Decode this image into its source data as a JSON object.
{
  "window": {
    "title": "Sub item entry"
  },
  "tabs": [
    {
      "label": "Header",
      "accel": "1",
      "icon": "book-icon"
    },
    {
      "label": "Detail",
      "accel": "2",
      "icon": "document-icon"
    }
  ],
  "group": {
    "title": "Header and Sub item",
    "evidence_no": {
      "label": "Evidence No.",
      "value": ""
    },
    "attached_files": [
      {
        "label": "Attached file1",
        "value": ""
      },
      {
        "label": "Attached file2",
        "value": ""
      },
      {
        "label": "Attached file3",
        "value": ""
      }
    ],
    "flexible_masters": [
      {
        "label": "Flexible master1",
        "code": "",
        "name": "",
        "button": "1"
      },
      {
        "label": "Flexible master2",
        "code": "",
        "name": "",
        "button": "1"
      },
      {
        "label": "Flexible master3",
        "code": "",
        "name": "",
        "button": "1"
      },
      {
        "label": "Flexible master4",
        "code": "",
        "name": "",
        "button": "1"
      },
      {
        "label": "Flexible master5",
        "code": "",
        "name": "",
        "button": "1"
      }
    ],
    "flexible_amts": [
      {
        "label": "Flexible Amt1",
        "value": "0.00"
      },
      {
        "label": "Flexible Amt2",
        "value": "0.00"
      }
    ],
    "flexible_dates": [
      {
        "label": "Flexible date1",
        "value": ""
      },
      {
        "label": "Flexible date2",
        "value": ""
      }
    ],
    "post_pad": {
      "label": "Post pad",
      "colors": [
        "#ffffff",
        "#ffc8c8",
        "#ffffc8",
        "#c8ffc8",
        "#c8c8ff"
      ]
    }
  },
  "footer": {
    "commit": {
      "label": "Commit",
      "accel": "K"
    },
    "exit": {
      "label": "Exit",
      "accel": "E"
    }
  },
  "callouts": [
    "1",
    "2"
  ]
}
··········
> SHORT PROBLEM:
Quote all the records exactly, please, leaving none out.

> RESULT:
Decode this image into its source data as a JSON object.
{
  "window": {
    "title": "Sub item entry"
  },
  "tabs": [
    {
      "label": "Header",
      "accel": "1",
      "icon": "book-icon"
    },
    {
      "label": "Detail",
      "accel": "2",
      "icon": "document-icon"
    }
  ],
  "group": {
    "title": "Header and Sub item",
    "evidence_no": {
      "label": "Evidence No.",
      "value": ""
    },
    "attached_files": [
      {
        "label": "Attached file1",
        "value": ""
      },
      {
        "label": "Attached file2",
        "value": ""
      },
      {
        "label": "Attached file3",
        "value": ""
      }
    ],
    "flexible_masters": [
      {
        "label": "Flexible master1",
        "code": "",
        "name": "",
        "button": "1"
      },
      {
        "label": "Flexible master2",
        "code": "",
        "name": "",
        "button": "1"
      },
      {
        "label": "Flexible master3",
        "code": "",
        "name": "",
        "button": "1"
      },
      {
        "label": "Flexible master4",
        "code": "",
        "name": "",
        "button": "1"
      },
      {
        "label": "Flexible master5",
        "code": "",
        "name": "",
        "button": "1"
      }
    ],
    "flexible_amts": [
      {
        "label": "Flexible Amt1",
        "value": "0.00"
      },
      {
        "label": "Flexible Amt2",
        "value": "0.00"
      }
    ],
    "flexible_dates": [
      {
        "label": "Flexible date1",
        "value": ""
      },
      {
        "label": "Flexible date2",
        "value": ""
      }
    ],
    "post_pad": {
      "label": "Post pad",
      "colors": [
        "#ffffff",
        "#ffc8c8",
        "#ffffc8",
        "#c8ffc8",
        "#c8c8ff"
      ]
    }
  },
  "footer": {
    "commit": {
      "label": "Commit",
      "accel": "K"
    },
    "exit": {
      "label": "Exit",
      "accel": "E"
    }
  },
  "callouts": [
    "1",
    "2"
  ]
}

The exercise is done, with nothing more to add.